**Given entries:**
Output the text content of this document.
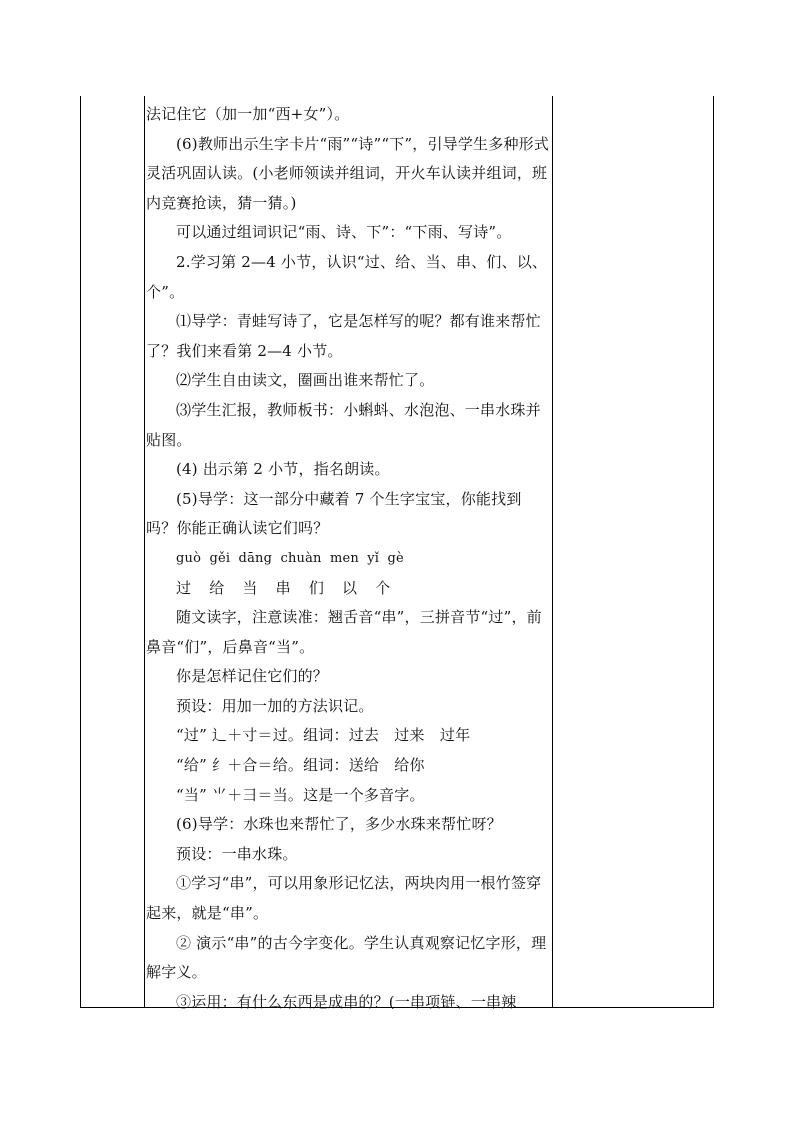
法记住它（加一加“西+女”）。

(6)教师出示生字卡片“雨”“诗”“下”，引导学生多种形式灵活巩固认读。(小老师领读并组词，开火车认读并组词，班内竞赛抢读，猜一猜。)

可以通过组词识记“雨、诗、下”：“下雨、写诗”。

2.学习第 2—4 小节，认识“过、给、当、串、们、以、个”。

⑴导学：青蛙写诗了，它是怎样写的呢？都有谁来帮忙了？我们来看第 2—4 小节。

⑵学生自由读文，圈画出谁来帮忙了。

⑶学生汇报，教师板书：小蝌蚪、水泡泡、一串水珠并贴图。

(4) 出示第 2 小节，指名朗读。

(5)导学：这一部分中藏着 7 个生字宝宝，你能找到吗？你能正确认读它们吗？

guò gěi dāng chuàn men yǐ gè

过 给 当 串 们 以 个

随文读字，注意读准：翘舌音“串”，三拼音节“过”，前鼻音“们”，后鼻音“当”。

你是怎样记住它们的？

预设：用加一加的方法识记。

“过” 辶＋寸＝过。组词：过去　过来　过年

“给” 纟＋合＝给。组词：送给　给你

“当” ⺌＋彐＝当。这是一个多音字。

(6)导学：水珠也来帮忙了，多少水珠来帮忙呀？

预设：一串水珠。

①学习“串”，可以用象形记忆法，两块肉用一根竹签穿起来，就是“串”。

② 演示“串”的古今字变化。学生认真观察记忆字形，理解字义。

③运用：有什么东西是成串的？(一串项链、一串辣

**To be done:** Transcribe the entries above verbatim, omitting their pictures.

**Worked solution:**
Output the text content of this document.
法记住它（加一加“西+女”）。

(6)教师出示生字卡片“雨”“诗”“下”，引导学生多种形式灵活巩固认读。(小老师领读并组词，开火车认读并组词，班内竞赛抢读，猜一猜。)

可以通过组词识记“雨、诗、下”：“下雨、写诗”。

2.学习第 2—4 小节，认识“过、给、当、串、们、以、个”。

⑴导学：青蛙写诗了，它是怎样写的呢？都有谁来帮忙了？我们来看第 2—4 小节。

⑵学生自由读文，圈画出谁来帮忙了。

⑶学生汇报，教师板书：小蝌蚪、水泡泡、一串水珠并贴图。

(4) 出示第 2 小节，指名朗读。

(5)导学：这一部分中藏着 7 个生字宝宝，你能找到吗？你能正确认读它们吗？

guò gěi dāng chuàn men yǐ gè

过 给 当 串 们 以 个

随文读字，注意读准：翘舌音“串”，三拼音节“过”，前鼻音“们”，后鼻音“当”。

你是怎样记住它们的？

预设：用加一加的方法识记。

“过” 辶＋寸＝过。组词：过去　过来　过年

“给” 纟＋合＝给。组词：送给　给你

“当” ⺌＋彐＝当。这是一个多音字。

(6)导学：水珠也来帮忙了，多少水珠来帮忙呀？

预设：一串水珠。

①学习“串”，可以用象形记忆法，两块肉用一根竹签穿起来，就是“串”。

② 演示“串”的古今字变化。学生认真观察记忆字形，理解字义。

③运用：有什么东西是成串的？(一串项链、一串辣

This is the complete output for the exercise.